» TASK DESCRIPTION:
Copy every line of the records below where the word "passed" occurs.

» EXTRACTED MATERIAL:

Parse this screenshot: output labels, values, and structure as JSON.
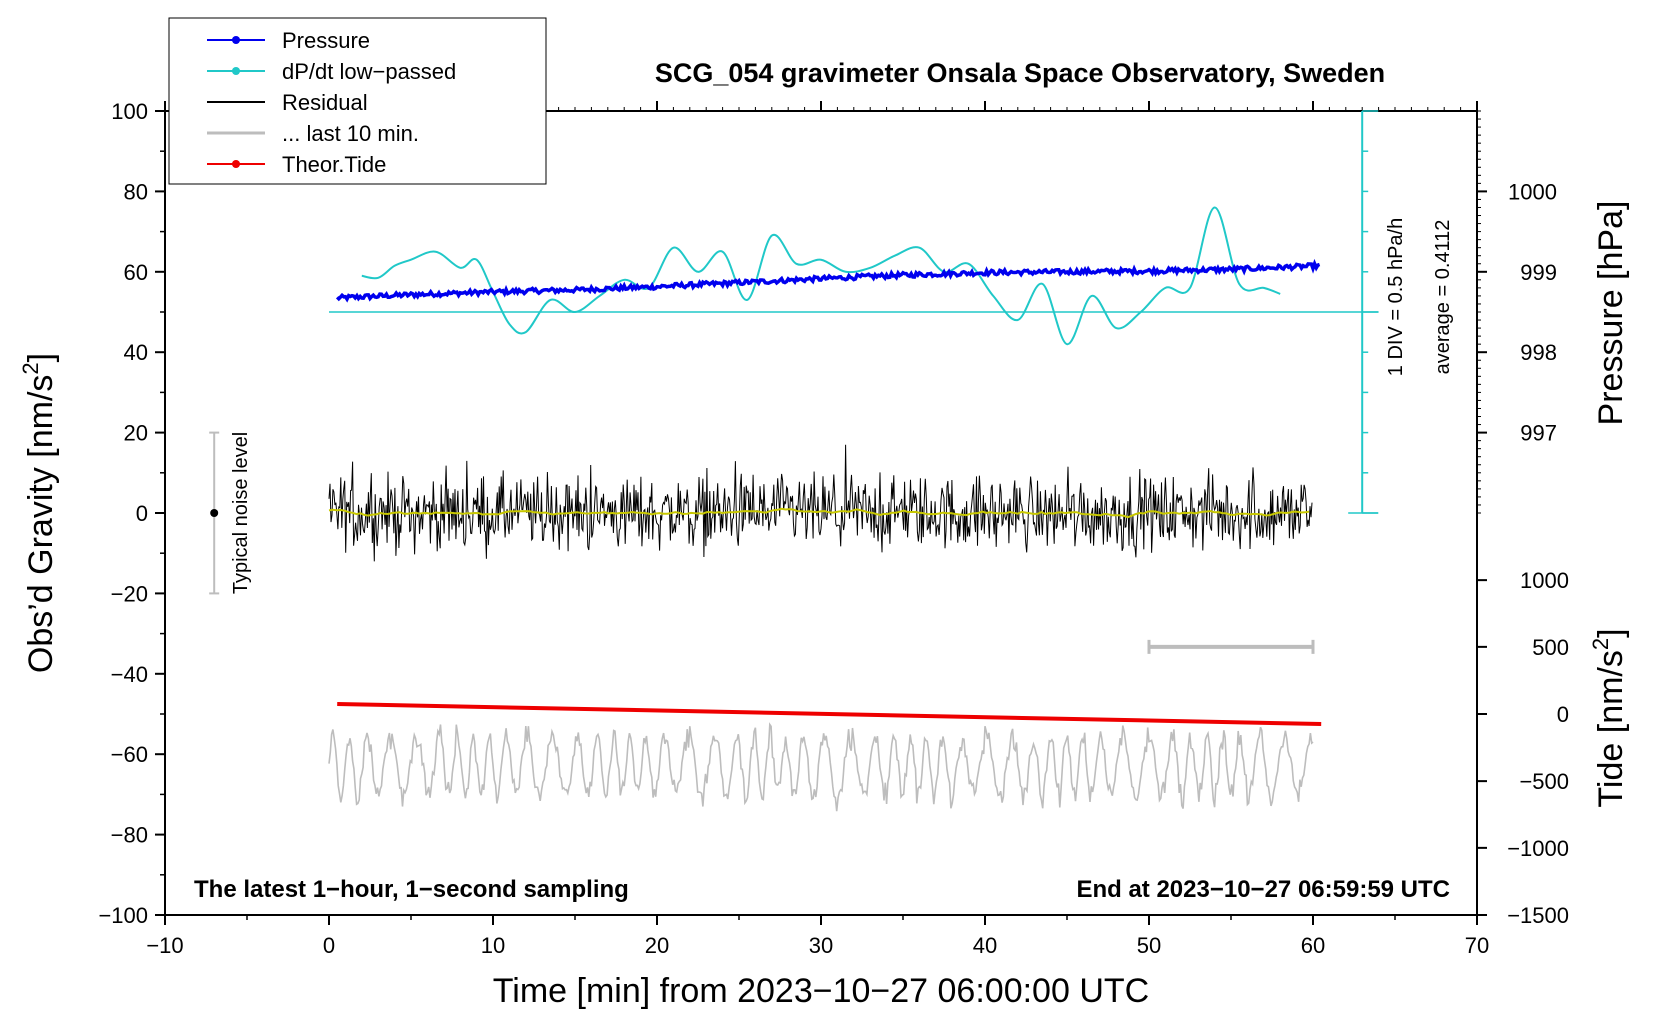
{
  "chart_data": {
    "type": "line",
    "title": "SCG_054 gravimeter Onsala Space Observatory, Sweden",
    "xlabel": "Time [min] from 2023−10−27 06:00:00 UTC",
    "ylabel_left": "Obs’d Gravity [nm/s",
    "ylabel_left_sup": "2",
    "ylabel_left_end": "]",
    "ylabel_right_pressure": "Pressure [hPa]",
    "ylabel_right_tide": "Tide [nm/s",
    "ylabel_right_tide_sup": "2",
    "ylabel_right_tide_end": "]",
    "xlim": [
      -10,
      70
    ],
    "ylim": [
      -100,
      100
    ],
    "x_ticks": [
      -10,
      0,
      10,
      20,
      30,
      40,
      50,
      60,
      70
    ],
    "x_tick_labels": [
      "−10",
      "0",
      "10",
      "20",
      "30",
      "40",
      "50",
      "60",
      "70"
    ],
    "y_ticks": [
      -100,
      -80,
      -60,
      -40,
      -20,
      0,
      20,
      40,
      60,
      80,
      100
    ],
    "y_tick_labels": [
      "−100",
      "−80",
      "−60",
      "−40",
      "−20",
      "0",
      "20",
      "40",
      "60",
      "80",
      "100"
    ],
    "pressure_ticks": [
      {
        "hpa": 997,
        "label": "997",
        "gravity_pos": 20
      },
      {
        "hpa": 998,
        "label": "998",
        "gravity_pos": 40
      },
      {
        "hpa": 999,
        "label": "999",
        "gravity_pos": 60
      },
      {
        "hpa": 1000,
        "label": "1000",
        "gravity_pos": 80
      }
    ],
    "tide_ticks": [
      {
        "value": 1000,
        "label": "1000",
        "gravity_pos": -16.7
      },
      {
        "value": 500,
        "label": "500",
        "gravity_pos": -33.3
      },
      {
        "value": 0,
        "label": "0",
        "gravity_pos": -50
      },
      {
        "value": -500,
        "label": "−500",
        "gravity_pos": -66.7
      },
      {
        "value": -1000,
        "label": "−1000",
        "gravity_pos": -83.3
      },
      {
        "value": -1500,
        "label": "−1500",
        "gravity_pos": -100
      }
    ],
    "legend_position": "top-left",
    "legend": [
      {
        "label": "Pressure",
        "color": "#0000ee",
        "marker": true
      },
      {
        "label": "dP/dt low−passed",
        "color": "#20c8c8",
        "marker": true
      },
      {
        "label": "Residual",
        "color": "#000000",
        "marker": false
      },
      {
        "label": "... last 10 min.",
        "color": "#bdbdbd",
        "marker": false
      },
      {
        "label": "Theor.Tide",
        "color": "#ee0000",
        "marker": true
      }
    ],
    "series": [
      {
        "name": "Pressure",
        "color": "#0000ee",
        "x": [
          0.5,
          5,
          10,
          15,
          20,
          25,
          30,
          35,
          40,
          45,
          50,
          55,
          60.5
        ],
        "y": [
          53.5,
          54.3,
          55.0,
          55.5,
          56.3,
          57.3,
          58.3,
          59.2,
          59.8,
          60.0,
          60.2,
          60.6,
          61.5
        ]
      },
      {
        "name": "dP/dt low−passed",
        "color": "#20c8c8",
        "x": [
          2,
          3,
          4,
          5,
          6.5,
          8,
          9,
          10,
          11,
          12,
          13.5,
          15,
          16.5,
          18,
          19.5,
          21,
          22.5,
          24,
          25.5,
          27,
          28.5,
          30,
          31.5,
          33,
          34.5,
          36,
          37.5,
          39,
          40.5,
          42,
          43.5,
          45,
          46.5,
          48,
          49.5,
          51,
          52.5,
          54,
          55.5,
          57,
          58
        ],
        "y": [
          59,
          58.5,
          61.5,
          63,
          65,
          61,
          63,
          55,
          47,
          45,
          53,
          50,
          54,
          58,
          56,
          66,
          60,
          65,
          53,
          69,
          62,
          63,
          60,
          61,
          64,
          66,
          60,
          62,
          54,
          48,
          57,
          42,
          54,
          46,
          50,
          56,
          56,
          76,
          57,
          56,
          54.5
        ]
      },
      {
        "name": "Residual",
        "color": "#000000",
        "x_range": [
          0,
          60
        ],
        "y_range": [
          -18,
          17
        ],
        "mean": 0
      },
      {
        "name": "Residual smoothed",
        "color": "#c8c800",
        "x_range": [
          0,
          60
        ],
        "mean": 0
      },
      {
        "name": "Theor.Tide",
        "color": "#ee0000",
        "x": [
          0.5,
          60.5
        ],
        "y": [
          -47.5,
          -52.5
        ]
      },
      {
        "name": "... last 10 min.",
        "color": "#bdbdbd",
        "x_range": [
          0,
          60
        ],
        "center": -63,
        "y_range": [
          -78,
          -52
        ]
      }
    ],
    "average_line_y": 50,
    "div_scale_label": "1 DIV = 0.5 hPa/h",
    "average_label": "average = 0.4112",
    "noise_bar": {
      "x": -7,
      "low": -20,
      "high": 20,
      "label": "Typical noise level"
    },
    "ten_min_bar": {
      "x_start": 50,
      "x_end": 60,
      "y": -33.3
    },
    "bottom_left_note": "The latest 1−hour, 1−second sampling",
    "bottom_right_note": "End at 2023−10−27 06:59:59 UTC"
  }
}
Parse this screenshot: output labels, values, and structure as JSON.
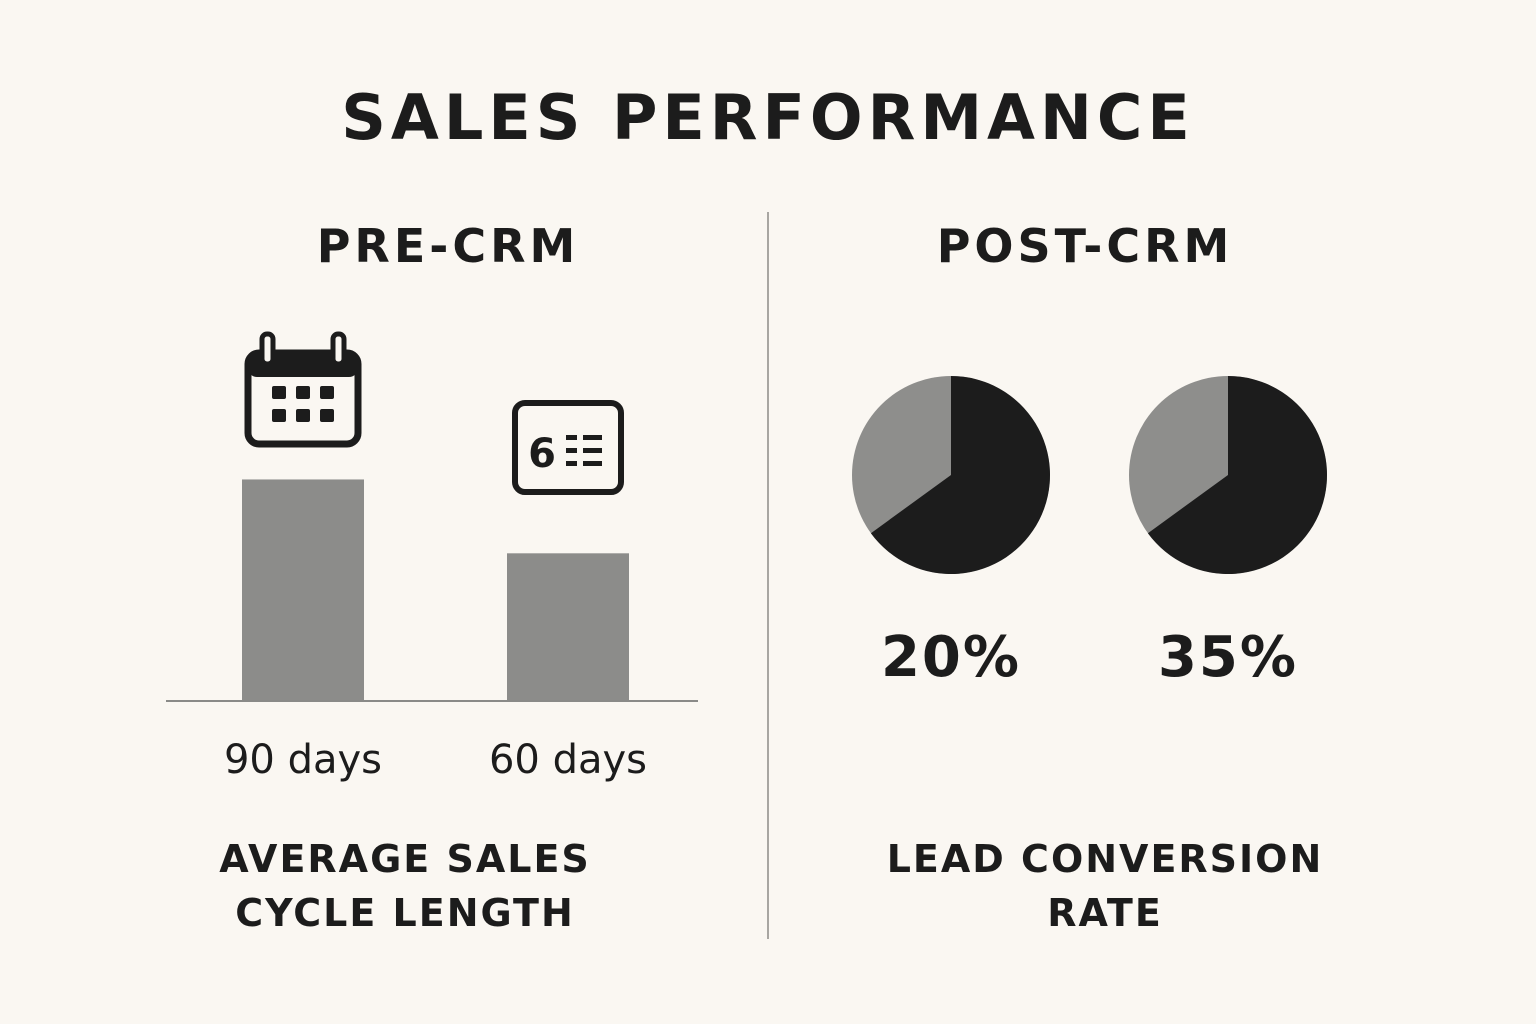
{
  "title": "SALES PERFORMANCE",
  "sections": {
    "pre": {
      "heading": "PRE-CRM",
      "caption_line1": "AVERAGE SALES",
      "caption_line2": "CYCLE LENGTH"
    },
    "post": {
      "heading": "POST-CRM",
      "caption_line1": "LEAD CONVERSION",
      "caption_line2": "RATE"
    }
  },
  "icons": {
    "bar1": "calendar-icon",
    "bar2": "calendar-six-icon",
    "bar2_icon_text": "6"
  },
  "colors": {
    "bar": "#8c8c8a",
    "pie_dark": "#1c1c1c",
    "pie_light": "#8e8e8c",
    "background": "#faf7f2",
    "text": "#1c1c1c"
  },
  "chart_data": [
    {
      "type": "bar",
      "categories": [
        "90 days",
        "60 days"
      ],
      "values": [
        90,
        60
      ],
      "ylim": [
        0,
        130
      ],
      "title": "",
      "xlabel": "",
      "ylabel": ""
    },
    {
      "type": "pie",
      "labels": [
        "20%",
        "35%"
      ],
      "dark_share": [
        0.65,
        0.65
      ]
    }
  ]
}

» RESPONSE:
        "label": "dP/dt low−passed",
        "name": "dP/dt low−passed",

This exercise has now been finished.